Task goal:
Identify and copy all lines of the material where the string "text" is found.

:: Provided material

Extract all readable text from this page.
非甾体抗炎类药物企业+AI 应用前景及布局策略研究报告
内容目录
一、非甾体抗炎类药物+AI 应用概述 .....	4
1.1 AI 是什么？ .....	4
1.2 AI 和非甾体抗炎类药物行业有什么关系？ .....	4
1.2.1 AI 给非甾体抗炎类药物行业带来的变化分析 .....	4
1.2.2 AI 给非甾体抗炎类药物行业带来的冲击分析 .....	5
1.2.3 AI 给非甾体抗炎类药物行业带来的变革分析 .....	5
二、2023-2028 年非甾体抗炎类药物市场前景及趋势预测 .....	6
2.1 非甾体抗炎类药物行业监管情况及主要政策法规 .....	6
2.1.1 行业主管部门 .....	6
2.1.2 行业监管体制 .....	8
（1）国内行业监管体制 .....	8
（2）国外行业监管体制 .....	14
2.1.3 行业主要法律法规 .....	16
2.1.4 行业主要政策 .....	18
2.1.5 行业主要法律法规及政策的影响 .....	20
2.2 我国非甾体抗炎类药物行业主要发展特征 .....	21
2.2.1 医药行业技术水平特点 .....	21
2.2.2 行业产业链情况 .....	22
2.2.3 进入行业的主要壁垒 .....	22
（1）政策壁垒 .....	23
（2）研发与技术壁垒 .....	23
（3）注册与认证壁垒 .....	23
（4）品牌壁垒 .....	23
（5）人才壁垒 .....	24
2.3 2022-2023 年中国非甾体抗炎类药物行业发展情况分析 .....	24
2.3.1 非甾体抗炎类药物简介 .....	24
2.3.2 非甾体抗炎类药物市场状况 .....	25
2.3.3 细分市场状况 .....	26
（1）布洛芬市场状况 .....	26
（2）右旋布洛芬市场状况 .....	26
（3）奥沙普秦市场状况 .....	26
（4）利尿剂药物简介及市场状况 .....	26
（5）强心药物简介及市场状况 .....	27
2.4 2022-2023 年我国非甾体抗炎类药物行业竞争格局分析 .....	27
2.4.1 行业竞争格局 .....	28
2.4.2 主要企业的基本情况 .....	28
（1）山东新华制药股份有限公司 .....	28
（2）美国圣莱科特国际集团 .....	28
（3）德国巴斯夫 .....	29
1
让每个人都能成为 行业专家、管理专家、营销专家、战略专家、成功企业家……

::::
:: Provided material

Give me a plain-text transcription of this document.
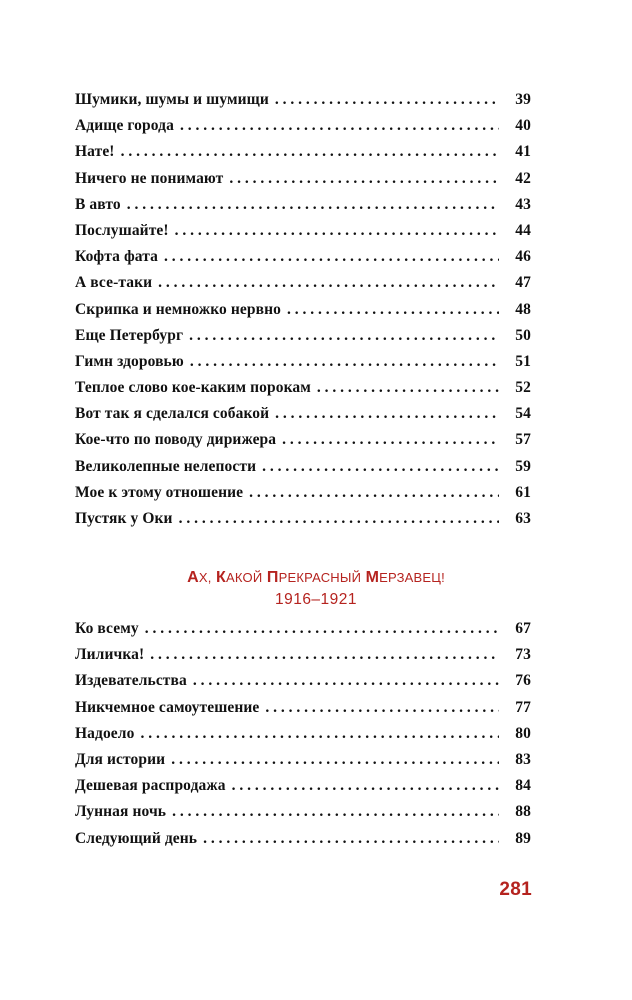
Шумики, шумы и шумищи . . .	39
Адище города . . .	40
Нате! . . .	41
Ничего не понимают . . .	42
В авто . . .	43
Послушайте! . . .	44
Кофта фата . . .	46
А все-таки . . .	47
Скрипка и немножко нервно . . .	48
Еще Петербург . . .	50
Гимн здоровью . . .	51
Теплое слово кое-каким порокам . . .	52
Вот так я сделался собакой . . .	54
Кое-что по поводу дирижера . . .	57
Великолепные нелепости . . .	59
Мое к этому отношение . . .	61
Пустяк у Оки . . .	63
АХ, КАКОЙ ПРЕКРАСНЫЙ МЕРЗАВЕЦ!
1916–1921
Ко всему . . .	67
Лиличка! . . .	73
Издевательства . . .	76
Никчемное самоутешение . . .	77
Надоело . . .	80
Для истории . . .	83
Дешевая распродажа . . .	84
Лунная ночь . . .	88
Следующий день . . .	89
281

::::

Response:
Extract all readable text from this page.
Give me a plain-text transcription of this document.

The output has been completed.